╭──

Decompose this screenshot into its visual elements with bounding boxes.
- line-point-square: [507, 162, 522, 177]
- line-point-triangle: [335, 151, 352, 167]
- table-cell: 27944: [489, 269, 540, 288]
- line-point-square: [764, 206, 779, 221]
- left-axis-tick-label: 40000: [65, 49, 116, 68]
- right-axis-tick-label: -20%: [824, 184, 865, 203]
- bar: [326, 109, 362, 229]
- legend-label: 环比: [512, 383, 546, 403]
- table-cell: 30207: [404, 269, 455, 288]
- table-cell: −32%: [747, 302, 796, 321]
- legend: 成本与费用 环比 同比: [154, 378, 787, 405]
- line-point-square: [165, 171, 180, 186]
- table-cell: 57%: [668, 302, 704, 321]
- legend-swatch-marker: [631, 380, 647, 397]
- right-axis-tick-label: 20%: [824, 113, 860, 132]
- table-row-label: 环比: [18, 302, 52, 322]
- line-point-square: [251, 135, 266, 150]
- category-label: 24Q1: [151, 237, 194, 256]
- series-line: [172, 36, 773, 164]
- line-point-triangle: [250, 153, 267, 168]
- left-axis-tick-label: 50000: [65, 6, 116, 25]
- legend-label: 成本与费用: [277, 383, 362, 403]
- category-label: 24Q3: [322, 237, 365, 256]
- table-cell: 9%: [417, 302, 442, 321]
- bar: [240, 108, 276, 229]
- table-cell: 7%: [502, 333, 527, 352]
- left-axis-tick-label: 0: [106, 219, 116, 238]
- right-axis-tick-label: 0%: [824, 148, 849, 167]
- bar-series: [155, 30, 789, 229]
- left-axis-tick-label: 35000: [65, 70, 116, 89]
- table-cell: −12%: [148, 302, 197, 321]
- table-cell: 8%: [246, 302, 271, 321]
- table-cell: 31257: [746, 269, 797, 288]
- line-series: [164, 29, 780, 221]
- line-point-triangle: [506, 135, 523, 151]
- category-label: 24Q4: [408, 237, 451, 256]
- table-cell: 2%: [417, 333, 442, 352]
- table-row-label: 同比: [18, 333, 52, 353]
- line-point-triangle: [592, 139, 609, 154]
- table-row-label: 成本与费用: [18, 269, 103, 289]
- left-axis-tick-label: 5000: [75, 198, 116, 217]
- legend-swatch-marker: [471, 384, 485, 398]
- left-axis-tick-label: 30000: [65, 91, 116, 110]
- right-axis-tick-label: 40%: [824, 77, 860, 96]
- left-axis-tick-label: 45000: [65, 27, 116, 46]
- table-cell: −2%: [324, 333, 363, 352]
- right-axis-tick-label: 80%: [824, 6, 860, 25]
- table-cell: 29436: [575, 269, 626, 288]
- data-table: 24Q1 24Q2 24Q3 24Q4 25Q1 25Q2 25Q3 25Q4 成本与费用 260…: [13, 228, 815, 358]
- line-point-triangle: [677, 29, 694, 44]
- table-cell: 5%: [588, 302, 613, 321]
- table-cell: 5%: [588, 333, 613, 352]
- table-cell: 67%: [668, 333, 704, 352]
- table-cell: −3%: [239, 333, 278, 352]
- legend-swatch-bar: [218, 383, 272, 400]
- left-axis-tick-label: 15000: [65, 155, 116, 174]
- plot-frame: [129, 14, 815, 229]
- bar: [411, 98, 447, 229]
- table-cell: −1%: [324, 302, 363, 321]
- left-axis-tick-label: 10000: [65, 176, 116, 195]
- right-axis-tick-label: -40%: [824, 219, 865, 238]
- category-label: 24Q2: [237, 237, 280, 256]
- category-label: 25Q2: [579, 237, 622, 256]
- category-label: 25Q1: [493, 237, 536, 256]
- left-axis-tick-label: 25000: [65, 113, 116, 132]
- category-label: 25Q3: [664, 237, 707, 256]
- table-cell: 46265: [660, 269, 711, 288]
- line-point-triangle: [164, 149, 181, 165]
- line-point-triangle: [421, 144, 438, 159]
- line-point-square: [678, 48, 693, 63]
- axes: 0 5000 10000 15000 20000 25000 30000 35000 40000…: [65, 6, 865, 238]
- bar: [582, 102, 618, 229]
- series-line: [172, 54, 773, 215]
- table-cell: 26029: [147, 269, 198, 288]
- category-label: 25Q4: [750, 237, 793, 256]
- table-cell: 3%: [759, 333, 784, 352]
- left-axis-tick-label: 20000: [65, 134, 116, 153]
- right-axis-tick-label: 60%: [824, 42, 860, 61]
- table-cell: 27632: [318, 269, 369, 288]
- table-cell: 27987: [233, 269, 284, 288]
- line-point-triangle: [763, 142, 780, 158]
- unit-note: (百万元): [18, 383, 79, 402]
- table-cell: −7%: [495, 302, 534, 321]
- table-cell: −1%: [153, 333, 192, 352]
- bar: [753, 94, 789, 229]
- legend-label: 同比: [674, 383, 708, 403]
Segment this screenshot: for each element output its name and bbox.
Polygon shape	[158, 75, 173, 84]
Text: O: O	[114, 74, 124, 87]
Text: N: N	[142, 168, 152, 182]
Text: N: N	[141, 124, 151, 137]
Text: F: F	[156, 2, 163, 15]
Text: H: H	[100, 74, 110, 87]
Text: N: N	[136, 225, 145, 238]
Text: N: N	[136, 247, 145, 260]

╰──

**Set problem**
Convert every line of the rows above into a JSON list of strings, one string per line, leaving out any blank lines.

**Exercise output**
[
  "Decompose this screenshot into its visual elements with bounding boxes.",
  "- line-point-square: [507, 162, 522, 177]",
  "- line-point-triangle: [335, 151, 352, 167]",
  "- table-cell: 27944: [489, 269, 540, 288]",
  "- line-point-square: [764, 206, 779, 221]",
  "- left-axis-tick-label: 40000: [65, 49, 116, 68]",
  "- right-axis-tick-label: -20%: [824, 184, 865, 203]",
  "- bar: [326, 109, 362, 229]",
  "- legend-label: 环比: [512, 383, 546, 403]",
  "- table-cell: 30207: [404, 269, 455, 288]",
  "- table-cell: −32%: [747, 302, 796, 321]",
  "- legend: 成本与费用 环比 同比: [154, 378, 787, 405]",
  "- line-point-square: [165, 171, 180, 186]",
  "- table-cell: 57%: [668, 302, 704, 321]",
  "- legend-swatch-marker: [631, 380, 647, 397]",
  "- right-axis-tick-label: 20%: [824, 113, 860, 132]",
  "- table-row-label: 环比: [18, 302, 52, 322]",
  "- line-point-square: [251, 135, 266, 150]",
  "- category-label: 24Q1: [151, 237, 194, 256]",
  "- series-line: [172, 36, 773, 164]",
  "- line-point-triangle: [250, 153, 267, 168]",
  "- left-axis-tick-label: 50000: [65, 6, 116, 25]",
  "- legend-label: 成本与费用: [277, 383, 362, 403]",
  "- category-label: 24Q3: [322, 237, 365, 256]",
  "- table-cell: 9%: [417, 302, 442, 321]",
  "- bar: [240, 108, 276, 229]",
  "- table-cell: 7%: [502, 333, 527, 352]",
  "- left-axis-tick-label: 0: [106, 219, 116, 238]",
  "- right-axis-tick-label: 0%: [824, 148, 849, 167]",
  "- bar-series: [155, 30, 789, 229]",
  "- left-axis-tick-label: 35000: [65, 70, 116, 89]",
  "- table-cell: −12%: [148, 302, 197, 321]",
  "- table-cell: 8%: [246, 302, 271, 321]",
  "- table-cell: 31257: [746, 269, 797, 288]",
  "- line-series: [164, 29, 780, 221]",
  "- line-point-triangle: [506, 135, 523, 151]",
  "- category-label: 24Q4: [408, 237, 451, 256]",
  "- table-cell: 2%: [417, 333, 442, 352]",
  "- table-row-label: 同比: [18, 333, 52, 353]",
  "- line-point-triangle: [592, 139, 609, 154]",
  "- table-row-label: 成本与费用: [18, 269, 103, 289]",
  "- left-axis-tick-label: 5000: [75, 198, 116, 217]",
  "- legend-swatch-marker: [471, 384, 485, 398]",
  "- left-axis-tick-label: 30000: [65, 91, 116, 110]",
  "- right-axis-tick-label: 40%: [824, 77, 860, 96]",
  "- left-axis-tick-label: 45000: [65, 27, 116, 46]",
  "- table-cell: −2%: [324, 333, 363, 352]",
  "- right-axis-tick-label: 80%: [824, 6, 860, 25]",
  "- table-cell: 29436: [575, 269, 626, 288]",
  "- data-table: 24Q1 24Q2 24Q3 24Q4 25Q1 25Q2 25Q3 25Q4 成本与费用 260…: [13, 228, 815, 358]",
  "- line-point-triangle: [677, 29, 694, 44]",
  "- table-cell: 5%: [588, 302, 613, 321]",
  "- table-cell: 5%: [588, 333, 613, 352]",
  "- table-cell: 67%: [668, 333, 704, 352]",
  "- table-cell: −3%: [239, 333, 278, 352]",
  "- legend-swatch-bar: [218, 383, 272, 400]",
  "- left-axis-tick-label: 15000: [65, 155, 116, 174]",
  "- plot-frame: [129, 14, 815, 229]",
  "- bar: [411, 98, 447, 229]",
  "- table-cell: −1%: [324, 302, 363, 321]",
  "- left-axis-tick-label: 10000: [65, 176, 116, 195]",
  "- right-axis-tick-label: -40%: [824, 219, 865, 238]",
  "- category-label: 24Q2: [237, 237, 280, 256]",
  "- category-label: 25Q2: [579, 237, 622, 256]",
  "- category-label: 25Q1: [493, 237, 536, 256]",
  "- left-axis-tick-label: 25000: [65, 113, 116, 132]",
  "- category-label: 25Q3: [664, 237, 707, 256]",
  "- table-cell: 46265: [660, 269, 711, 288]",
  "- line-point-triangle: [164, 149, 181, 165]",
  "- line-point-triangle: [421, 144, 438, 159]",
  "- line-point-square: [678, 48, 693, 63]",
  "- axes: 0 5000 10000 15000 20000 25000 30000 35000 40000…: [65, 6, 865, 238]",
  "- bar: [582, 102, 618, 229]",
  "- series-line: [172, 54, 773, 215]",
  "- table-cell: 26029: [147, 269, 198, 288]",
  "- category-label: 25Q4: [750, 237, 793, 256]",
  "- table-cell: 3%: [759, 333, 784, 352]",
  "- left-axis-tick-label: 20000: [65, 134, 116, 153]",
  "- right-axis-tick-label: 60%: [824, 42, 860, 61]",
  "- table-cell: 27632: [318, 269, 369, 288]",
  "- table-cell: 27987: [233, 269, 284, 288]",
  "- line-point-triangle: [763, 142, 780, 158]",
  "- unit-note: (百万元): [18, 383, 79, 402]",
  "- table-cell: −7%: [495, 302, 534, 321]",
  "- table-cell: −1%: [153, 333, 192, 352]",
  "- bar: [753, 94, 789, 229]",
  "- legend-label: 同比: [674, 383, 708, 403]",
  "Segment this screenshot: for each element output its name and bbox.",
  "Polygon shape\t[158, 75, 173, 84]",
  "Text: O: O\t[114, 74, 124, 87]",
  "Text: N: N\t[142, 168, 152, 182]",
  "Text: N: N\t[141, 124, 151, 137]",
  "Text: F: F\t[156, 2, 163, 15]",
  "Text: H: H\t[100, 74, 110, 87]",
  "Text: N: N\t[136, 225, 145, 238]",
  "Text: N: N\t[136, 247, 145, 260]"
]